**WHAT YOU SHOULD DO**
Reproduce every line of the records below word for word, with no changes.

Element and coordinate records:
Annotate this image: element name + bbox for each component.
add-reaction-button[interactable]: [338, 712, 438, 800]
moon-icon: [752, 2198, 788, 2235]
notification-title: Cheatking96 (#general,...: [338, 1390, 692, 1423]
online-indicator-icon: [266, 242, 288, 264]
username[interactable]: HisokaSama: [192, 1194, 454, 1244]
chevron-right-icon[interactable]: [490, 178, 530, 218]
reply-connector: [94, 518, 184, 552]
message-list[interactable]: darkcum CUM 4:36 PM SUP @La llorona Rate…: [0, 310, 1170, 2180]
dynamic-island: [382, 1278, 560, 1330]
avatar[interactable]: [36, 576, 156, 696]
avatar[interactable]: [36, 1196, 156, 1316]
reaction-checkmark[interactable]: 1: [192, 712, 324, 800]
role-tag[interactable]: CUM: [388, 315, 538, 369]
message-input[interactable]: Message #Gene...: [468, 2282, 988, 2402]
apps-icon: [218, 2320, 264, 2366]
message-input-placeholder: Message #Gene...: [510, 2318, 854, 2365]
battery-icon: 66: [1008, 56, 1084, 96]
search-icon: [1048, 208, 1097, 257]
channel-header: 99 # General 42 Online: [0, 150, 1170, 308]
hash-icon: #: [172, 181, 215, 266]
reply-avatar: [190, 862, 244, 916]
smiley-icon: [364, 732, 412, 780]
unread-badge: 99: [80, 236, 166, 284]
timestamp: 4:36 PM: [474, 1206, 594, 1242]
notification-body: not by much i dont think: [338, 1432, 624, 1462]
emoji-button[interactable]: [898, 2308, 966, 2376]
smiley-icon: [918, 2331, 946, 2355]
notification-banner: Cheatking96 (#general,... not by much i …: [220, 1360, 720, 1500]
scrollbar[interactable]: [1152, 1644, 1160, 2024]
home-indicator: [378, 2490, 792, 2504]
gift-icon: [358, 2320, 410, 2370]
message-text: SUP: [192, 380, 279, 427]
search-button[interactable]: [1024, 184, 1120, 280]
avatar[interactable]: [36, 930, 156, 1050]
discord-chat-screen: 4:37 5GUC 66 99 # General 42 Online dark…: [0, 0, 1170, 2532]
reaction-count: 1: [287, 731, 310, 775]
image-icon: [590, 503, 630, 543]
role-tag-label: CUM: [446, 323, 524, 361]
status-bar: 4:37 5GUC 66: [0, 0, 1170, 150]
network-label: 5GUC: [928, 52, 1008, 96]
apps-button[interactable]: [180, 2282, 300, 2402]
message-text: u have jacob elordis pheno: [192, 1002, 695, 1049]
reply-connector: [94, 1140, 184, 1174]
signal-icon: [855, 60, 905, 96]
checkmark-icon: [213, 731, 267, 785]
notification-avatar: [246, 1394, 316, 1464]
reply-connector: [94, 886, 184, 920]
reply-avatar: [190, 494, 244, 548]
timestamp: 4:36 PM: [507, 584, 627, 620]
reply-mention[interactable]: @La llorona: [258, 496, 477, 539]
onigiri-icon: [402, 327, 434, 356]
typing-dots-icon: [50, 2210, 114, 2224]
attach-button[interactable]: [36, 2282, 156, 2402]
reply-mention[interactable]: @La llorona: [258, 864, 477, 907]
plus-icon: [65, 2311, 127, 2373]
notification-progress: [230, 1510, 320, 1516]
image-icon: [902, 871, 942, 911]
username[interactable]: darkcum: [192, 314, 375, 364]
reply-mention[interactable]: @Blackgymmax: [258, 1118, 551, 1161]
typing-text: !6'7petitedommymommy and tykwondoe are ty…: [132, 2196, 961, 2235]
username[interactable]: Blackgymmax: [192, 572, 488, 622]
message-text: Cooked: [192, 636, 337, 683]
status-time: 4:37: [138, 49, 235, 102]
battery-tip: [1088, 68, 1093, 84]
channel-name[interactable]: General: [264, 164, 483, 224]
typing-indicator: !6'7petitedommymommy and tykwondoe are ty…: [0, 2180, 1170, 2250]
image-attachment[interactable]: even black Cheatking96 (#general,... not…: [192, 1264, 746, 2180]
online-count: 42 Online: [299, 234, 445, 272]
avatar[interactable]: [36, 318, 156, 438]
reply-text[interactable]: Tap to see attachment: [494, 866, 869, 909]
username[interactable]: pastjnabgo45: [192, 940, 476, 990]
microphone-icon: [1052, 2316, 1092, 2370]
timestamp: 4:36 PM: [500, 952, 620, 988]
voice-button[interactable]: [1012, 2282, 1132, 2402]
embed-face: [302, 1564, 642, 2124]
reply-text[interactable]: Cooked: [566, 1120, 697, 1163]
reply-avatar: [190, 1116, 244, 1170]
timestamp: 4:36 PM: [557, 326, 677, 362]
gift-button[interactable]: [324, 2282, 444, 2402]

**FULL ANSWER**
Annotate this image: element name + bbox for each component.
add-reaction-button[interactable]: [338, 712, 438, 800]
moon-icon: [752, 2198, 788, 2235]
notification-title: Cheatking96 (#general,...: [338, 1390, 692, 1423]
online-indicator-icon: [266, 242, 288, 264]
username[interactable]: HisokaSama: [192, 1194, 454, 1244]
chevron-right-icon[interactable]: [490, 178, 530, 218]
reply-connector: [94, 518, 184, 552]
message-list[interactable]: darkcum CUM 4:36 PM SUP @La llorona Rate…: [0, 310, 1170, 2180]
dynamic-island: [382, 1278, 560, 1330]
avatar[interactable]: [36, 576, 156, 696]
avatar[interactable]: [36, 1196, 156, 1316]
reaction-checkmark[interactable]: 1: [192, 712, 324, 800]
role-tag[interactable]: CUM: [388, 315, 538, 369]
message-input[interactable]: Message #Gene...: [468, 2282, 988, 2402]
apps-icon: [218, 2320, 264, 2366]
message-input-placeholder: Message #Gene...: [510, 2318, 854, 2365]
battery-icon: 66: [1008, 56, 1084, 96]
search-icon: [1048, 208, 1097, 257]
channel-header: 99 # General 42 Online: [0, 150, 1170, 308]
hash-icon: #: [172, 181, 215, 266]
reply-avatar: [190, 862, 244, 916]
smiley-icon: [364, 732, 412, 780]
unread-badge: 99: [80, 236, 166, 284]
timestamp: 4:36 PM: [474, 1206, 594, 1242]
notification-body: not by much i dont think: [338, 1432, 624, 1462]
emoji-button[interactable]: [898, 2308, 966, 2376]
smiley-icon: [918, 2331, 946, 2355]
notification-banner: Cheatking96 (#general,... not by much i …: [220, 1360, 720, 1500]
scrollbar[interactable]: [1152, 1644, 1160, 2024]
home-indicator: [378, 2490, 792, 2504]
gift-icon: [358, 2320, 410, 2370]
message-text: SUP: [192, 380, 279, 427]
search-button[interactable]: [1024, 184, 1120, 280]
avatar[interactable]: [36, 930, 156, 1050]
discord-chat-screen: 4:37 5GUC 66 99 # General 42 Online dark…: [0, 0, 1170, 2532]
reaction-count: 1: [287, 731, 310, 775]
image-icon: [590, 503, 630, 543]
role-tag-label: CUM: [446, 323, 524, 361]
status-bar: 4:37 5GUC 66: [0, 0, 1170, 150]
network-label: 5GUC: [928, 52, 1008, 96]
apps-button[interactable]: [180, 2282, 300, 2402]
message-text: u have jacob elordis pheno: [192, 1002, 695, 1049]
reply-connector: [94, 1140, 184, 1174]
signal-icon: [855, 60, 905, 96]
checkmark-icon: [213, 731, 267, 785]
notification-avatar: [246, 1394, 316, 1464]
reply-connector: [94, 886, 184, 920]
reply-avatar: [190, 494, 244, 548]
timestamp: 4:36 PM: [507, 584, 627, 620]
reply-mention[interactable]: @La llorona: [258, 496, 477, 539]
onigiri-icon: [402, 327, 434, 356]
typing-dots-icon: [50, 2210, 114, 2224]
attach-button[interactable]: [36, 2282, 156, 2402]
reply-mention[interactable]: @La llorona: [258, 864, 477, 907]
plus-icon: [65, 2311, 127, 2373]
notification-progress: [230, 1510, 320, 1516]
image-icon: [902, 871, 942, 911]
username[interactable]: darkcum: [192, 314, 375, 364]
reply-mention[interactable]: @Blackgymmax: [258, 1118, 551, 1161]
typing-text: !6'7petitedommymommy and tykwondoe are ty…: [132, 2196, 961, 2235]
username[interactable]: Blackgymmax: [192, 572, 488, 622]
message-text: Cooked: [192, 636, 337, 683]
status-time: 4:37: [138, 49, 235, 102]
battery-tip: [1088, 68, 1093, 84]
channel-name[interactable]: General: [264, 164, 483, 224]
typing-indicator: !6'7petitedommymommy and tykwondoe are ty…: [0, 2180, 1170, 2250]
image-attachment[interactable]: even black Cheatking96 (#general,... not…: [192, 1264, 746, 2180]
online-count: 42 Online: [299, 234, 445, 272]
avatar[interactable]: [36, 318, 156, 438]
reply-text[interactable]: Tap to see attachment: [494, 866, 869, 909]
username[interactable]: pastjnabgo45: [192, 940, 476, 990]
microphone-icon: [1052, 2316, 1092, 2370]
timestamp: 4:36 PM: [500, 952, 620, 988]
voice-button[interactable]: [1012, 2282, 1132, 2402]
embed-face: [302, 1564, 642, 2124]
reply-text[interactable]: Cooked: [566, 1120, 697, 1163]
reply-avatar: [190, 1116, 244, 1170]
timestamp: 4:36 PM: [557, 326, 677, 362]
gift-button[interactable]: [324, 2282, 444, 2402]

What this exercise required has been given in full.